**REQUEST:** All material below is to be reproduced exactly.

**DATA TO PROCESS:**
⟨

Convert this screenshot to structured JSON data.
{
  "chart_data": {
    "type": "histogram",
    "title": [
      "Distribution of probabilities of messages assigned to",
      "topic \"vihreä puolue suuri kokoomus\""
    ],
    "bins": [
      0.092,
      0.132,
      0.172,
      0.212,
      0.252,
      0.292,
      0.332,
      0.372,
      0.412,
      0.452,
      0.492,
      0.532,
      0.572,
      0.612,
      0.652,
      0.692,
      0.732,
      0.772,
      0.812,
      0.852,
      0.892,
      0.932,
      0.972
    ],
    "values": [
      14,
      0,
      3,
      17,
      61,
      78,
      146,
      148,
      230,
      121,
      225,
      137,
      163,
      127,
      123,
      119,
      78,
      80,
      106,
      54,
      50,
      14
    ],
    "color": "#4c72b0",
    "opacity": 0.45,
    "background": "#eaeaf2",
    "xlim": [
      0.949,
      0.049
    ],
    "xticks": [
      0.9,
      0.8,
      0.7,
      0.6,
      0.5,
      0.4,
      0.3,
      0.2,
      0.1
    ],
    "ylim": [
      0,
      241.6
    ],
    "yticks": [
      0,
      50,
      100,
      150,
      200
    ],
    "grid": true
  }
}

⟩

**RESULT OF THE EXERCISE:**
Convert this screenshot to structured JSON data.
{
  "chart_data": {
    "type": "histogram",
    "title": [
      "Distribution of probabilities of messages assigned to",
      "topic \"vihreä puolue suuri kokoomus\""
    ],
    "bins": [
      0.092,
      0.132,
      0.172,
      0.212,
      0.252,
      0.292,
      0.332,
      0.372,
      0.412,
      0.452,
      0.492,
      0.532,
      0.572,
      0.612,
      0.652,
      0.692,
      0.732,
      0.772,
      0.812,
      0.852,
      0.892,
      0.932,
      0.972
    ],
    "values": [
      14,
      0,
      3,
      17,
      61,
      78,
      146,
      148,
      230,
      121,
      225,
      137,
      163,
      127,
      123,
      119,
      78,
      80,
      106,
      54,
      50,
      14
    ],
    "color": "#4c72b0",
    "opacity": 0.45,
    "background": "#eaeaf2",
    "xlim": [
      0.949,
      0.049
    ],
    "xticks": [
      0.9,
      0.8,
      0.7,
      0.6,
      0.5,
      0.4,
      0.3,
      0.2,
      0.1
    ],
    "ylim": [
      0,
      241.6
    ],
    "yticks": [
      0,
      50,
      100,
      150,
      200
    ],
    "grid": true
  }
}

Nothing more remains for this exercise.